Please output every line of the material as it stands, without the pictures.

----

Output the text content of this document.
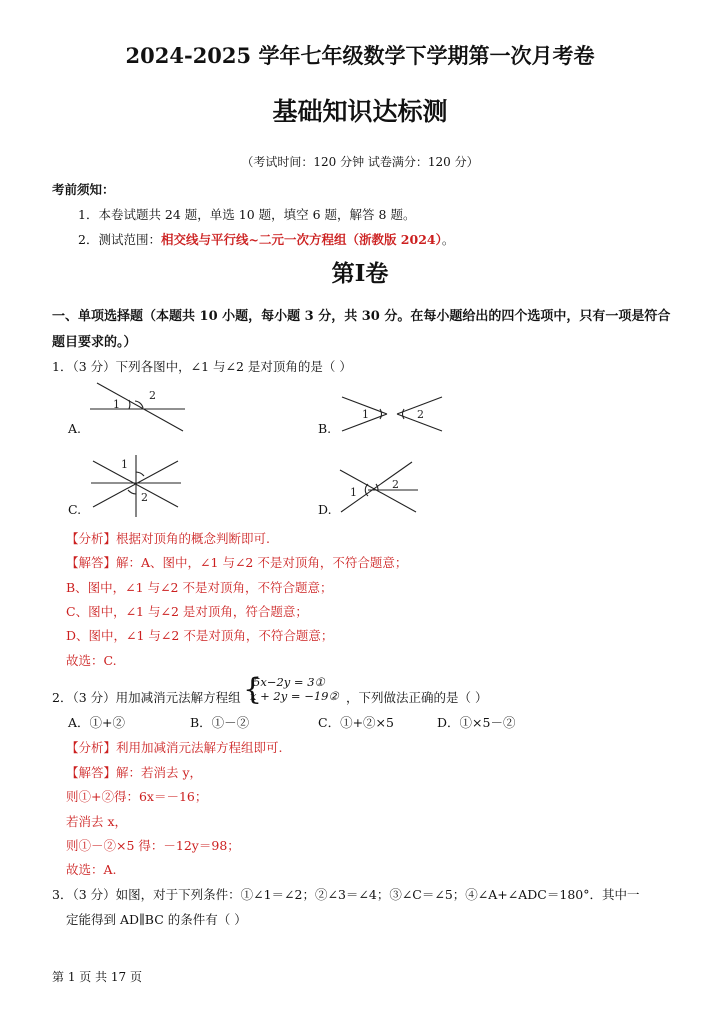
2024-2025 学年七年级数学下学期第一次月考卷
基础知识达标测
（考试时间：120 分钟 试卷满分：120 分）
考前须知：
1．本卷试题共 24 题，单选 10 题，填空 6 题，解答 8 题。
2．测试范围：相交线与平行线~二元一次方程组（浙教版 2024）。
第Ⅰ卷
一、单项选择题（本题共 10 小题，每小题 3 分，共 30 分。在每小题给出的四个选项中，只有一项是符合
题目要求的。）
1．（3 分）下列各图中，∠1 与∠2 是对顶角的是（ ）
1
2
A.
1	2
B.
1
2
C.
1
2
D.
【分析】根据对顶角的概念判断即可.
【解答】解：A、图中，∠1 与∠2 不是对顶角，不符合题意；
B、图中，∠1 与∠2 不是对顶角，不符合题意；
C、图中，∠1 与∠2 是对顶角，符合题意；
D、图中，∠1 与∠2 不是对顶角，不符合题意；
故选：C.
2．（3 分）用加减消元法解方程组 {
5x−2y = 3①
x + 2y = −19② ，下列做法正确的是（ ）
A．①+②	B．①－②	C．①+②×5	D．①×5－②
【分析】利用加减消元法解方程组即可.
【解答】解：若消去 y，
则①+②得：6x＝－16；
若消去 x，
则①－②×5 得：－12y＝98；
故选：A.
3．（3 分）如图，对于下列条件：①∠1＝∠2；②∠3＝∠4；③∠C＝∠5；④∠A+∠ADC＝180°．其中一
定能得到 AD∥BC 的条件有（ ）
第 1 页 共 17 页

----

* _Answer to the exercise_:
Output the text content of this document.
2024-2025 学年七年级数学下学期第一次月考卷
基础知识达标测
（考试时间：120 分钟 试卷满分：120 分）
考前须知：
1．本卷试题共 24 题，单选 10 题，填空 6 题，解答 8 题。
2．测试范围：相交线与平行线~二元一次方程组（浙教版 2024）。
第Ⅰ卷
一、单项选择题（本题共 10 小题，每小题 3 分，共 30 分。在每小题给出的四个选项中，只有一项是符合
题目要求的。）
1．（3 分）下列各图中，∠1 与∠2 是对顶角的是（ ）
1
2
A.
1	2
B.
1
2
C.
1
2
D.
【分析】根据对顶角的概念判断即可.
【解答】解：A、图中，∠1 与∠2 不是对顶角，不符合题意；
B、图中，∠1 与∠2 不是对顶角，不符合题意；
C、图中，∠1 与∠2 是对顶角，符合题意；
D、图中，∠1 与∠2 不是对顶角，不符合题意；
故选：C.
2．（3 分）用加减消元法解方程组 {
5x−2y = 3①
x + 2y = −19② ，下列做法正确的是（ ）
A．①+②	B．①－②	C．①+②×5	D．①×5－②
【分析】利用加减消元法解方程组即可.
【解答】解：若消去 y，
则①+②得：6x＝－16；
若消去 x，
则①－②×5 得：－12y＝98；
故选：A.
3．（3 分）如图，对于下列条件：①∠1＝∠2；②∠3＝∠4；③∠C＝∠5；④∠A+∠ADC＝180°．其中一
定能得到 AD∥BC 的条件有（ ）
第 1 页 共 17 页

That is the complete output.